**WHAT YOU ARE ASKED TO DO:** Each line that includes the word "Civil" counts once; give the total and nothing more.

Extracted records

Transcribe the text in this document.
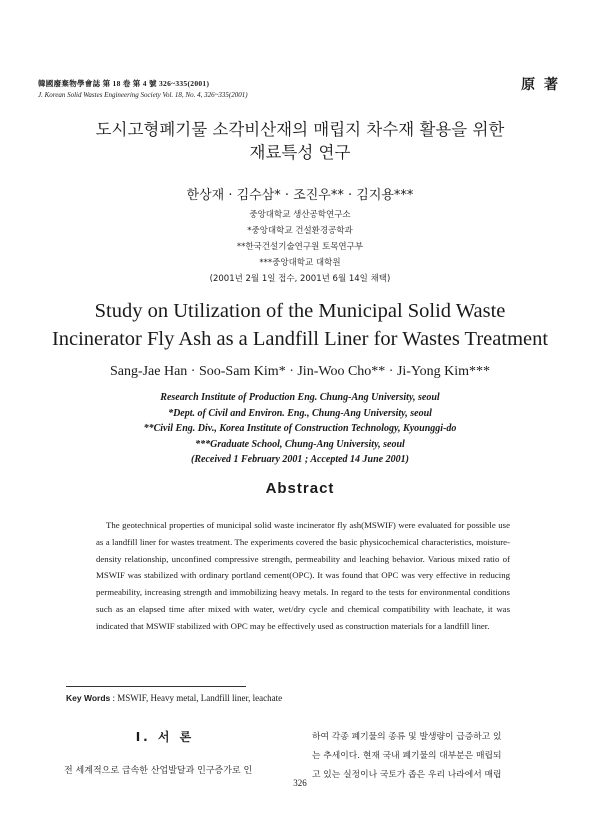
韓國廢棄物學會誌 第 18 卷 第 4 號 326~335(2001)
J. Korean Solid Wastes Engineering Society Vol. 18, No. 4, 326~335(2001)
原 著
도시고형폐기물 소각비산재의 매립지 차수재 활용을 위한
재료특성 연구
한상재 · 김수삼* · 조진우** · 김지용***
중앙대학교 생산공학연구소
*중앙대학교 건설환경공학과
**한국건설기술연구원 토목연구부
***중앙대학교 대학원
(2001년 2월 1일 접수, 2001년 6월 14일 채택)
Study on Utilization of the Municipal Solid Waste
Incinerator Fly Ash as a Landfill Liner for Wastes Treatment
Sang-Jae Han · Soo-Sam Kim* · Jin-Woo Cho** · Ji-Yong Kim***
Research Institute of Production Eng. Chung-Ang University, seoul
*Dept. of Civil and Environ. Eng., Chung-Ang University, seoul
**Civil Eng. Div., Korea Institute of Construction Technology, Kyounggi-do
***Graduate School, Chung-Ang University, seoul
(Received 1 February 2001 ; Accepted 14 June 2001)
Abstract
The geotechnical properties of municipal solid waste incinerator fly ash(MSWIF) were evaluated for possible use as a landfill liner for wastes treatment. The experiments covered the basic physicochemical characteristics, moisture-density relationship, unconfined compressive strength, permeability and leaching behavior. Various mixed ratio of MSWIF was stabilized with ordinary portland cement(OPC). It was found that OPC was very effective in reducing permeability, increasing strength and immobilizing heavy metals. In regard to the tests for environmental conditions such as an elapsed time after mixed with water, wet/dry cycle and chemical compatibility with leachate, it was indicated that MSWIF stabilized with OPC may be effectively used as construction materials for a landfill liner.
Key Words : MSWIF, Heavy metal, Landfill liner, leachate
Ⅰ. 서 론
전 세계적으로 급속한 산업발달과 인구증가로 인
하여 각종 폐기물의 종류 및 발생량이 급증하고 있
는 추세이다. 현재 국내 폐기물의 대부분은 매립되
고 있는 실정이나 국토가 좁은 우리 나라에서 매립
326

**ANSWER IN FULL:** 2